[Items from a figure collection]
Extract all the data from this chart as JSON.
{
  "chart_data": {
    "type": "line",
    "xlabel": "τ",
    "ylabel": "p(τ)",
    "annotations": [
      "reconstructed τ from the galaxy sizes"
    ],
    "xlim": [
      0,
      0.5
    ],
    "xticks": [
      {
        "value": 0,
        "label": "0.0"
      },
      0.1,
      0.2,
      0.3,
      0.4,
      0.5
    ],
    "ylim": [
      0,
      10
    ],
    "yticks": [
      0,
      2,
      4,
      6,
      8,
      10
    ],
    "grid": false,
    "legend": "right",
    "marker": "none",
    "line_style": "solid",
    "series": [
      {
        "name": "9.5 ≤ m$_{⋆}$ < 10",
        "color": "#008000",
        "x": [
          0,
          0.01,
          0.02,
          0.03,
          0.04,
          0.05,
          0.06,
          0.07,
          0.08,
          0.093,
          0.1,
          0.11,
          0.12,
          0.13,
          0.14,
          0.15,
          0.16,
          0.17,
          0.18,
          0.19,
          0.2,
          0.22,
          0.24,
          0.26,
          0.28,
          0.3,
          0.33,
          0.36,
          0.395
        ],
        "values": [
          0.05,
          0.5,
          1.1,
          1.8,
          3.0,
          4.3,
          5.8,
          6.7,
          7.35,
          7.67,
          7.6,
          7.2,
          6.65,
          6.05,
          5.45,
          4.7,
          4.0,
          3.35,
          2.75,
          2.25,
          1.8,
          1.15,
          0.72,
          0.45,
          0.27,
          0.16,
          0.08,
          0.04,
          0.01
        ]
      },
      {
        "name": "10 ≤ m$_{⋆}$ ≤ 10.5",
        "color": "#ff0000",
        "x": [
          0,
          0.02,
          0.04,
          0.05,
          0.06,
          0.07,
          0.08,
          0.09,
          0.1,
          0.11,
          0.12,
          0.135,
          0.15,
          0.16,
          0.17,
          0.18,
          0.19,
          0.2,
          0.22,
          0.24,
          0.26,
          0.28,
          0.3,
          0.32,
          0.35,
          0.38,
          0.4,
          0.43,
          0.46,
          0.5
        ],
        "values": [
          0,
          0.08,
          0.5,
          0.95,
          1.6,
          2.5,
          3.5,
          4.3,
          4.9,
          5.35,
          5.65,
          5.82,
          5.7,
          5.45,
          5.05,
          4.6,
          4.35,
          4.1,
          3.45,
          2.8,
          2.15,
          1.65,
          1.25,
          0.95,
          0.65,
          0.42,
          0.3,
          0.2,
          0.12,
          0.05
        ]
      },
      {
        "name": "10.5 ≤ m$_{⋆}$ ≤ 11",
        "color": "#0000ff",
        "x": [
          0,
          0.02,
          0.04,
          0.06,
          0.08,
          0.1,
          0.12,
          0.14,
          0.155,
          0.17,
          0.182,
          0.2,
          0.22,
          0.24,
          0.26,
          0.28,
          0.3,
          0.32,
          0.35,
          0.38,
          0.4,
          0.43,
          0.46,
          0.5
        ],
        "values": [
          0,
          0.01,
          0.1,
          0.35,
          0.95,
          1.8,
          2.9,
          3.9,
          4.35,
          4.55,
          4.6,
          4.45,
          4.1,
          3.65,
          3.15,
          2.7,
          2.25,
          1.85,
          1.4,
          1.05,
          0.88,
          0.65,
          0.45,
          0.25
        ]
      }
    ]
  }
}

## Exercise details
Extract each record, keeping it identical to the original.

## Expected answer
Extract all the data from this chart as JSON.
{
  "chart_data": {
    "type": "line",
    "xlabel": "τ",
    "ylabel": "p(τ)",
    "annotations": [
      "reconstructed τ from the galaxy sizes"
    ],
    "xlim": [
      0,
      0.5
    ],
    "xticks": [
      {
        "value": 0,
        "label": "0.0"
      },
      0.1,
      0.2,
      0.3,
      0.4,
      0.5
    ],
    "ylim": [
      0,
      10
    ],
    "yticks": [
      0,
      2,
      4,
      6,
      8,
      10
    ],
    "grid": false,
    "legend": "right",
    "marker": "none",
    "line_style": "solid",
    "series": [
      {
        "name": "9.5 ≤ m$_{⋆}$ < 10",
        "color": "#008000",
        "x": [
          0,
          0.01,
          0.02,
          0.03,
          0.04,
          0.05,
          0.06,
          0.07,
          0.08,
          0.093,
          0.1,
          0.11,
          0.12,
          0.13,
          0.14,
          0.15,
          0.16,
          0.17,
          0.18,
          0.19,
          0.2,
          0.22,
          0.24,
          0.26,
          0.28,
          0.3,
          0.33,
          0.36,
          0.395
        ],
        "values": [
          0.05,
          0.5,
          1.1,
          1.8,
          3.0,
          4.3,
          5.8,
          6.7,
          7.35,
          7.67,
          7.6,
          7.2,
          6.65,
          6.05,
          5.45,
          4.7,
          4.0,
          3.35,
          2.75,
          2.25,
          1.8,
          1.15,
          0.72,
          0.45,
          0.27,
          0.16,
          0.08,
          0.04,
          0.01
        ]
      },
      {
        "name": "10 ≤ m$_{⋆}$ ≤ 10.5",
        "color": "#ff0000",
        "x": [
          0,
          0.02,
          0.04,
          0.05,
          0.06,
          0.07,
          0.08,
          0.09,
          0.1,
          0.11,
          0.12,
          0.135,
          0.15,
          0.16,
          0.17,
          0.18,
          0.19,
          0.2,
          0.22,
          0.24,
          0.26,
          0.28,
          0.3,
          0.32,
          0.35,
          0.38,
          0.4,
          0.43,
          0.46,
          0.5
        ],
        "values": [
          0,
          0.08,
          0.5,
          0.95,
          1.6,
          2.5,
          3.5,
          4.3,
          4.9,
          5.35,
          5.65,
          5.82,
          5.7,
          5.45,
          5.05,
          4.6,
          4.35,
          4.1,
          3.45,
          2.8,
          2.15,
          1.65,
          1.25,
          0.95,
          0.65,
          0.42,
          0.3,
          0.2,
          0.12,
          0.05
        ]
      },
      {
        "name": "10.5 ≤ m$_{⋆}$ ≤ 11",
        "color": "#0000ff",
        "x": [
          0,
          0.02,
          0.04,
          0.06,
          0.08,
          0.1,
          0.12,
          0.14,
          0.155,
          0.17,
          0.182,
          0.2,
          0.22,
          0.24,
          0.26,
          0.28,
          0.3,
          0.32,
          0.35,
          0.38,
          0.4,
          0.43,
          0.46,
          0.5
        ],
        "values": [
          0,
          0.01,
          0.1,
          0.35,
          0.95,
          1.8,
          2.9,
          3.9,
          4.35,
          4.55,
          4.6,
          4.45,
          4.1,
          3.65,
          3.15,
          2.7,
          2.25,
          1.85,
          1.4,
          1.05,
          0.88,
          0.65,
          0.45,
          0.25
        ]
      }
    ]
  }
}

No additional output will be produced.